- **Given request**:
Look for the string "legend" in the lines and copy each line that has it.
───── Given records ─────
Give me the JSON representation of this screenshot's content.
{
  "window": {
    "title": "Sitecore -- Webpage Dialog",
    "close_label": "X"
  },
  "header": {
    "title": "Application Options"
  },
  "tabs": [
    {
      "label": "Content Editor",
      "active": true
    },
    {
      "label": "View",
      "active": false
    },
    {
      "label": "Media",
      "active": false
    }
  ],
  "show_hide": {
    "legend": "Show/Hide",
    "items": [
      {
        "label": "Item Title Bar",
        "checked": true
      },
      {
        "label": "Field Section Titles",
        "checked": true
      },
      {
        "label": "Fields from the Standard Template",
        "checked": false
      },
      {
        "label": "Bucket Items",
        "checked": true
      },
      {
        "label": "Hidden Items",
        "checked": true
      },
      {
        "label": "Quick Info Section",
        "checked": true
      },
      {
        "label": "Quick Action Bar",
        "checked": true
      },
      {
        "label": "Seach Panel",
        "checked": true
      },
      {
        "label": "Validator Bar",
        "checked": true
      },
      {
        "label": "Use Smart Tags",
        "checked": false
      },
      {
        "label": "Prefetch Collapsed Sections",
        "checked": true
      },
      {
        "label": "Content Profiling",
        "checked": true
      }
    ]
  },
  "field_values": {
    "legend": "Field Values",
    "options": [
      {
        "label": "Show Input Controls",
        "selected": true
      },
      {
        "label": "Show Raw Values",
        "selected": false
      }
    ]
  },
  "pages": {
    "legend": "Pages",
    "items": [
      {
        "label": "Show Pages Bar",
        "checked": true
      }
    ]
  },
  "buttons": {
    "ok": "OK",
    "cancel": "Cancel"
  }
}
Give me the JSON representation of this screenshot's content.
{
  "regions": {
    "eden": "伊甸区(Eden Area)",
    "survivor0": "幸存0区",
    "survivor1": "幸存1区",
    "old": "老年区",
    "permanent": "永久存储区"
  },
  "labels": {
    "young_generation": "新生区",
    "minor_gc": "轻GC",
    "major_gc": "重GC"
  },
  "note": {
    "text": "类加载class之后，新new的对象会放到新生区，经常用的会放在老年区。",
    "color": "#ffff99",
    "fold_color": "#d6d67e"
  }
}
─────
- **Task response**:
    "legend": "Show/Hide",
    "legend": "Field Values",
    "legend": "Pages",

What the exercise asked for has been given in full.